EXERCISE GOAL:
Everything from the line containing "Parse this chart and return its data as JSON." through the last line of the records must be returned verbatim, and nothing outside that range.

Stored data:
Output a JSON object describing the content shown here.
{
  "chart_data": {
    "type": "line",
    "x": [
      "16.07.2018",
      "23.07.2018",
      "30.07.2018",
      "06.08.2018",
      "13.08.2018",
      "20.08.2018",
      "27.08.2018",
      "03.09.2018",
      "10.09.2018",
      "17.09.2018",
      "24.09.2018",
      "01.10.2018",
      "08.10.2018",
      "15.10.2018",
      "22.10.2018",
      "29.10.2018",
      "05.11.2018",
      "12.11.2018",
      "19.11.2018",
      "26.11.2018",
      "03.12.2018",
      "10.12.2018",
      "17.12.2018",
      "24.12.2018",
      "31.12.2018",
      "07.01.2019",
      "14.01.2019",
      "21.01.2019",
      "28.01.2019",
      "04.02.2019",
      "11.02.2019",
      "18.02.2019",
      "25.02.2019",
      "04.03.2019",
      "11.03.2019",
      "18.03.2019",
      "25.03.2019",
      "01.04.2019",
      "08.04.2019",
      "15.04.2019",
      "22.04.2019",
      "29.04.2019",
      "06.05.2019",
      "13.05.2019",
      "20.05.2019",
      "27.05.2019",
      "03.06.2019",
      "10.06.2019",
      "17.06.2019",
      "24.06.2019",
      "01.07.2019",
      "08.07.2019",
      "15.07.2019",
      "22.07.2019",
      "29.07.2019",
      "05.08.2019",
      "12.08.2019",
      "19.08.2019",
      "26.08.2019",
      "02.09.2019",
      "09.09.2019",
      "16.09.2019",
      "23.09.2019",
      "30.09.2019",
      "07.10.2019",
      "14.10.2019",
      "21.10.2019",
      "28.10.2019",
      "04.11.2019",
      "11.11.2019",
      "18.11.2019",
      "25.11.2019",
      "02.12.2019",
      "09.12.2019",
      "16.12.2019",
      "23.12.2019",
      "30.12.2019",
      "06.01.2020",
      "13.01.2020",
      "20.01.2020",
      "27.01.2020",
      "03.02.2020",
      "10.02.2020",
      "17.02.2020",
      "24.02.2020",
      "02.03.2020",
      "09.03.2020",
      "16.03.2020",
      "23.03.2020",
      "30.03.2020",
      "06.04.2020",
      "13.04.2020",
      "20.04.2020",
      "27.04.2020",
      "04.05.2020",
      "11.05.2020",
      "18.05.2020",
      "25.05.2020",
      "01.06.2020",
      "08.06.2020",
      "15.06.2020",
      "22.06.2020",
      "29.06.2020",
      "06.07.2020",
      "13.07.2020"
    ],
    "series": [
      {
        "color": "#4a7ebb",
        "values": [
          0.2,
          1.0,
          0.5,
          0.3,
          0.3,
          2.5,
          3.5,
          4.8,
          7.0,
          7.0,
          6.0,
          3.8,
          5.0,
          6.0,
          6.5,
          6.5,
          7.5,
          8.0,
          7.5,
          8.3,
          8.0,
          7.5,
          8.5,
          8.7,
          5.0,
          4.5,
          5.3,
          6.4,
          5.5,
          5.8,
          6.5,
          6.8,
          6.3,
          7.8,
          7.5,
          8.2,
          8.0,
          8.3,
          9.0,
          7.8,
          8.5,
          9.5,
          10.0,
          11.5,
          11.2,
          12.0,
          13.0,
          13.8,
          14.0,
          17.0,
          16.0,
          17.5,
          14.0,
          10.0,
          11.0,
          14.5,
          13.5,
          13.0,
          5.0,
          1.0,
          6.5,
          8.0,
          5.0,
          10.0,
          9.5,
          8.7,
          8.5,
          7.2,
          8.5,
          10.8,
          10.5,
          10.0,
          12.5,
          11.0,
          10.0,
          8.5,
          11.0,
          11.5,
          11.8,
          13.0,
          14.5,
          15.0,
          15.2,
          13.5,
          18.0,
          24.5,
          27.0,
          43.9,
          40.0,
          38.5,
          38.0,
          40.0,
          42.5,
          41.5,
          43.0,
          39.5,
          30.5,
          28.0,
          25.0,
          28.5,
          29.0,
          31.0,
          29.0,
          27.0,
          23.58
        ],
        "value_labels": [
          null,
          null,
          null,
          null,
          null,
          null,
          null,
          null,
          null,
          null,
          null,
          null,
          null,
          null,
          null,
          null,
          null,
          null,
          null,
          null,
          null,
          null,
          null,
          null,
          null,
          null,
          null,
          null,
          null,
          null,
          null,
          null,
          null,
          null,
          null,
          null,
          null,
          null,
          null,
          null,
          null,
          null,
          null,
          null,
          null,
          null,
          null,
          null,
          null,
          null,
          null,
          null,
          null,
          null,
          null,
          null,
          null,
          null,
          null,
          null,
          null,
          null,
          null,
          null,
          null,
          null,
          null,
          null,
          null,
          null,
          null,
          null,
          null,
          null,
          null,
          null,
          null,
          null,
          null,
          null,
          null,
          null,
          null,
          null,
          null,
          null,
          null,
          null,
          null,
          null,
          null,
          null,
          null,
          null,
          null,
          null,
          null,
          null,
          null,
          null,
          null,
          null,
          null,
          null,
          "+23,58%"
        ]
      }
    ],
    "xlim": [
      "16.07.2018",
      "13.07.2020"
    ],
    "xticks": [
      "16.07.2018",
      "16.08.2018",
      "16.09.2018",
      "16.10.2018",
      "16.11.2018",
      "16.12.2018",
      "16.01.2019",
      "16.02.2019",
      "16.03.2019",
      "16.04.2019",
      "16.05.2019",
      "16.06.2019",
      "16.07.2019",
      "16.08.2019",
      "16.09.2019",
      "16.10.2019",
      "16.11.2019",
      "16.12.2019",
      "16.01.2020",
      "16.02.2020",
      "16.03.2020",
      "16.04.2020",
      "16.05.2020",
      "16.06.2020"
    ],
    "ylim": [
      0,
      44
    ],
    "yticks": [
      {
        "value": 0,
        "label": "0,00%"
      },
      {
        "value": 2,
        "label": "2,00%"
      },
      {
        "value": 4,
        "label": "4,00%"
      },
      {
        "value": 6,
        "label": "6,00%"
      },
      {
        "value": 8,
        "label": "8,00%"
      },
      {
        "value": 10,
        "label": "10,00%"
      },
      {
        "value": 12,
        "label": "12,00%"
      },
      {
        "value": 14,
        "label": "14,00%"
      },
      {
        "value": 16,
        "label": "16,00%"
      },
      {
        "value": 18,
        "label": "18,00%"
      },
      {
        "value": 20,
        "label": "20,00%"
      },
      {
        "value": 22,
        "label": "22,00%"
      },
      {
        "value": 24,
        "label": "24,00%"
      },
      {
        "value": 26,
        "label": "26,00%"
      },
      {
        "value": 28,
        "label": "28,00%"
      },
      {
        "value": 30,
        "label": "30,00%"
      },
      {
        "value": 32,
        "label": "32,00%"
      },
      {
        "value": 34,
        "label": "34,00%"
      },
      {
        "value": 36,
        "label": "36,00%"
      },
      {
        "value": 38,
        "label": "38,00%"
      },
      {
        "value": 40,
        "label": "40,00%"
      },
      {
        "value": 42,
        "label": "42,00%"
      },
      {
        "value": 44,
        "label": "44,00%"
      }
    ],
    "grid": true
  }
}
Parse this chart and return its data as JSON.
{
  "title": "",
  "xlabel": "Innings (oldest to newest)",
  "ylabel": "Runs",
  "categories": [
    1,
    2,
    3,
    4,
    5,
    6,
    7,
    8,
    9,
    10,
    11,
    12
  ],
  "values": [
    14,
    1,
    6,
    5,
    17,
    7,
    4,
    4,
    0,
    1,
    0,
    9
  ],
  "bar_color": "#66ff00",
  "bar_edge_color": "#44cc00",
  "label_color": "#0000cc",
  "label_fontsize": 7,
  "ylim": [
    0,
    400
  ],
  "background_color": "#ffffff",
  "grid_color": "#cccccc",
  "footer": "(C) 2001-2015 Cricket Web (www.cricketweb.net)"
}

TASK RESPONSE:
Parse this chart and return its data as JSON.
{
  "title": "",
  "xlabel": "Innings (oldest to newest)",
  "ylabel": "Runs",
  "categories": [
    1,
    2,
    3,
    4,
    5,
    6,
    7,
    8,
    9,
    10,
    11,
    12
  ],
  "values": [
    14,
    1,
    6,
    5,
    17,
    7,
    4,
    4,
    0,
    1,
    0,
    9
  ],
  "bar_color": "#66ff00",
  "bar_edge_color": "#44cc00",
  "label_color": "#0000cc",
  "label_fontsize": 7,
  "ylim": [
    0,
    400
  ],
  "background_color": "#ffffff",
  "grid_color": "#cccccc",
  "footer": "(C) 2001-2015 Cricket Web (www.cricketweb.net)"
}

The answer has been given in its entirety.